The exercise
Starting at the line that contains "Type out the text in this image.", copy each line through the end of the listing below. Include both ends and output nothing more.

Dataset items
▬▬▬▬▬▬
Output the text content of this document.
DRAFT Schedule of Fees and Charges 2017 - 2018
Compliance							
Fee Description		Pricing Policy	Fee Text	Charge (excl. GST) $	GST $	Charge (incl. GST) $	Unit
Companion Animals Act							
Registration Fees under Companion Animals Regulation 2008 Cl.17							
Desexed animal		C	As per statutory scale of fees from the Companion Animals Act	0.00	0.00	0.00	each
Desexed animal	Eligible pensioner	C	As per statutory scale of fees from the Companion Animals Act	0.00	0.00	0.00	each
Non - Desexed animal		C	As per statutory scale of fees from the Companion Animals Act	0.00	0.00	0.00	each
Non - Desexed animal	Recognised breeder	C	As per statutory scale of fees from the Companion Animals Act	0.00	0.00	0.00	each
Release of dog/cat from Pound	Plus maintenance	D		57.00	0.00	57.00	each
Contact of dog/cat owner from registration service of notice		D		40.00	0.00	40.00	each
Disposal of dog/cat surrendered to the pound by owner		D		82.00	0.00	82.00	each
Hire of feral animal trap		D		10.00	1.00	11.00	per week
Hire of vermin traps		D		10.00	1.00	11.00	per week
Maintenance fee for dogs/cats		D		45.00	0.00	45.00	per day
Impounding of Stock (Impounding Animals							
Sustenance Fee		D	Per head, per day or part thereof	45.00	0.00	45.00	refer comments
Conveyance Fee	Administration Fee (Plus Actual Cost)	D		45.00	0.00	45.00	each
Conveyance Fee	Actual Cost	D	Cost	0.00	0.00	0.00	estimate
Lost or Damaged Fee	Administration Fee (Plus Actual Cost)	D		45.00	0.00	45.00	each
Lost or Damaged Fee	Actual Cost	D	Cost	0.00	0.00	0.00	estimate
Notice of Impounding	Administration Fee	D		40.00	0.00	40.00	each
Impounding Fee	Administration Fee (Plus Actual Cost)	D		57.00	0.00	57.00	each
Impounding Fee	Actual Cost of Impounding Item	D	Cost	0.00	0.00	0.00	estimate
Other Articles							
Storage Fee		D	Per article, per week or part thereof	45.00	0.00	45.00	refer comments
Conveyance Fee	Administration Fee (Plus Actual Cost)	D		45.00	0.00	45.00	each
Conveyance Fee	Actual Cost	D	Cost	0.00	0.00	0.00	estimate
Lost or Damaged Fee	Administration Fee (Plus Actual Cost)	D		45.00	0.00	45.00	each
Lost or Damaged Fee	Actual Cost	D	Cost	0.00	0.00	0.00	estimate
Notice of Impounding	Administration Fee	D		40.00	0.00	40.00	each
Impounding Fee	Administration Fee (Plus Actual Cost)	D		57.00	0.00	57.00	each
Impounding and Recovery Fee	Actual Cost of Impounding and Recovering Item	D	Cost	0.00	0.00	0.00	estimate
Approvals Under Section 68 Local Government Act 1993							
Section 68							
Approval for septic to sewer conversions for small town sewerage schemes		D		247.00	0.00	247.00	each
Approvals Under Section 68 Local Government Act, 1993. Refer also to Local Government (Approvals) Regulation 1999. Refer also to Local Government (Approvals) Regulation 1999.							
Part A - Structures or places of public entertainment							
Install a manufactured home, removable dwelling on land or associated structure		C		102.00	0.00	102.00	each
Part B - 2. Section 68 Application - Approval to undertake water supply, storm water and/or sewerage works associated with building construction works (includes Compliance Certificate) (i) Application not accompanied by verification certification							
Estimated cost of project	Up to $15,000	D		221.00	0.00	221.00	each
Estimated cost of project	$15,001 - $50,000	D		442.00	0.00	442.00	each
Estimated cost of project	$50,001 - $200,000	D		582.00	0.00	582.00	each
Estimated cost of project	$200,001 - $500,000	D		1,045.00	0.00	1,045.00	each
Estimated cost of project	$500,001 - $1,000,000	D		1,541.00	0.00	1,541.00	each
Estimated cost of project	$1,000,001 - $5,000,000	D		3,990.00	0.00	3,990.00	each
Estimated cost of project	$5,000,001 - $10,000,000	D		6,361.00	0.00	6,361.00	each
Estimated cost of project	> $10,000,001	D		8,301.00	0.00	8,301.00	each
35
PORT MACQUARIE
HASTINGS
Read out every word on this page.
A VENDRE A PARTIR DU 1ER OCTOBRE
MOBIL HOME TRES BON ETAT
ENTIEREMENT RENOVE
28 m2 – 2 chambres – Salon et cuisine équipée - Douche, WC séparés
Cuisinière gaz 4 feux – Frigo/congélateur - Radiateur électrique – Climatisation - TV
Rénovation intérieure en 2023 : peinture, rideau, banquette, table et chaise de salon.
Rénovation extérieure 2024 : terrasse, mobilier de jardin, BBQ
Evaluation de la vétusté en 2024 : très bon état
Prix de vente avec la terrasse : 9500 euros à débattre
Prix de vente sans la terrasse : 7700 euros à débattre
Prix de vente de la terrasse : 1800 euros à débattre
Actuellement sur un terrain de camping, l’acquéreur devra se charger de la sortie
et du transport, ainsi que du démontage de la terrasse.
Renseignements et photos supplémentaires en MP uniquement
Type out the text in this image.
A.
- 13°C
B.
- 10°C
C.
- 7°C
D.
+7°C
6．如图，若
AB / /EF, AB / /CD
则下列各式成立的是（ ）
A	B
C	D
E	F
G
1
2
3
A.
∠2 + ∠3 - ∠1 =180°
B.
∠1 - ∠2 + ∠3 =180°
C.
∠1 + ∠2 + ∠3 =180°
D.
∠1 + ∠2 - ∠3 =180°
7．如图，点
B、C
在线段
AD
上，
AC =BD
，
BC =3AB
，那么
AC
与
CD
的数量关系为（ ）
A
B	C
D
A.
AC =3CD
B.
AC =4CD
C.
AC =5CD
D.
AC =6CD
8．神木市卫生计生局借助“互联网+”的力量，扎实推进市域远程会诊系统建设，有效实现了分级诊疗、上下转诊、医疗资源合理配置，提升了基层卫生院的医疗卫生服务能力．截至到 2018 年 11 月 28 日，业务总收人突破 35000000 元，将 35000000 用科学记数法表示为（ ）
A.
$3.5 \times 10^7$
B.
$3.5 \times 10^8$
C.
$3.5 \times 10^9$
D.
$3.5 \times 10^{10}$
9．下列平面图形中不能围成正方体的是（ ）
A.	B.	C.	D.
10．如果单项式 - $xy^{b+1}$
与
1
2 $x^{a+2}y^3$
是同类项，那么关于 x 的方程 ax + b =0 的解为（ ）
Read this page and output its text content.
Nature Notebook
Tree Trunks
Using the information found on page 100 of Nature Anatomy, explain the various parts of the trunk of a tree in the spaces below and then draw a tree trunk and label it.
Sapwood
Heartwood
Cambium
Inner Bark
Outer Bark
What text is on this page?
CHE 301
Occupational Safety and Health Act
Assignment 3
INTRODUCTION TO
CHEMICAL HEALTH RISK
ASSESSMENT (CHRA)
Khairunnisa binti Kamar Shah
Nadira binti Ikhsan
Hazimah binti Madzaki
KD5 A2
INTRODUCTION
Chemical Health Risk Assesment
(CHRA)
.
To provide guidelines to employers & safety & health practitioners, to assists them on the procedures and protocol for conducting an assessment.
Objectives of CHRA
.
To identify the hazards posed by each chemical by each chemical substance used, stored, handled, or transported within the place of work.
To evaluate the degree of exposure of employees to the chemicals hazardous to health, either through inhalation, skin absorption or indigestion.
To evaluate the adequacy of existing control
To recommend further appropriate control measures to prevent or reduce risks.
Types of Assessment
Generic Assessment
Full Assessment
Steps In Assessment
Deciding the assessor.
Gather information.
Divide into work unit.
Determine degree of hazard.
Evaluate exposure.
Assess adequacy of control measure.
▬▬▬▬▬▬
Task answer
Type out the text in this image.
A.
- 13°C
B.
- 10°C
C.
- 7°C
D.
+7°C
6．如图，若
AB / /EF, AB / /CD
则下列各式成立的是（ ）
A	B
C	D
E	F
G
1
2
3
A.
∠2 + ∠3 - ∠1 =180°
B.
∠1 - ∠2 + ∠3 =180°
C.
∠1 + ∠2 + ∠3 =180°
D.
∠1 + ∠2 - ∠3 =180°
7．如图，点
B、C
在线段
AD
上，
AC =BD
，
BC =3AB
，那么
AC
与
CD
的数量关系为（ ）
A
B	C
D
A.
AC =3CD
B.
AC =4CD
C.
AC =5CD
D.
AC =6CD
8．神木市卫生计生局借助“互联网+”的力量，扎实推进市域远程会诊系统建设，有效实现了分级诊疗、上下转诊、医疗资源合理配置，提升了基层卫生院的医疗卫生服务能力．截至到 2018 年 11 月 28 日，业务总收人突破 35000000 元，将 35000000 用科学记数法表示为（ ）
A.
$3.5 \times 10^7$
B.
$3.5 \times 10^8$
C.
$3.5 \times 10^9$
D.
$3.5 \times 10^{10}$
9．下列平面图形中不能围成正方体的是（ ）
A.	B.	C.	D.
10．如果单项式 - $xy^{b+1}$
与
1
2 $x^{a+2}y^3$
是同类项，那么关于 x 的方程 ax + b =0 的解为（ ）
Read this page and output its text content.
Nature Notebook
Tree Trunks
Using the information found on page 100 of Nature Anatomy, explain the various parts of the trunk of a tree in the spaces below and then draw a tree trunk and label it.
Sapwood
Heartwood
Cambium
Inner Bark
Outer Bark
What text is on this page?
CHE 301
Occupational Safety and Health Act
Assignment 3
INTRODUCTION TO
CHEMICAL HEALTH RISK
ASSESSMENT (CHRA)
Khairunnisa binti Kamar Shah
Nadira binti Ikhsan
Hazimah binti Madzaki
KD5 A2
INTRODUCTION
Chemical Health Risk Assesment
(CHRA)
.
To provide guidelines to employers & safety & health practitioners, to assists them on the procedures and protocol for conducting an assessment.
Objectives of CHRA
.
To identify the hazards posed by each chemical by each chemical substance used, stored, handled, or transported within the place of work.
To evaluate the degree of exposure of employees to the chemicals hazardous to health, either through inhalation, skin absorption or indigestion.
To evaluate the adequacy of existing control
To recommend further appropriate control measures to prevent or reduce risks.
Types of Assessment
Generic Assessment
Full Assessment
Steps In Assessment
Deciding the assessor.
Gather information.
Divide into work unit.
Determine degree of hazard.
Evaluate exposure.
Assess adequacy of control measure.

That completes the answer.